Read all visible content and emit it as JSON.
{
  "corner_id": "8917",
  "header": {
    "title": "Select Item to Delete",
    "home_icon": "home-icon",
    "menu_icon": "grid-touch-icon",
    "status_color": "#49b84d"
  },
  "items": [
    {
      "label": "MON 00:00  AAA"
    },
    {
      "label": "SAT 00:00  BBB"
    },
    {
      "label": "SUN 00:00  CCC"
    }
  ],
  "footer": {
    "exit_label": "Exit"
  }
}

§ Instructions to follow: In the lines above, locate the string "icon". Copy every line where it occurs.

§ Answer to this task:
    "home_icon": "home-icon",
    "menu_icon": "grid-touch-icon",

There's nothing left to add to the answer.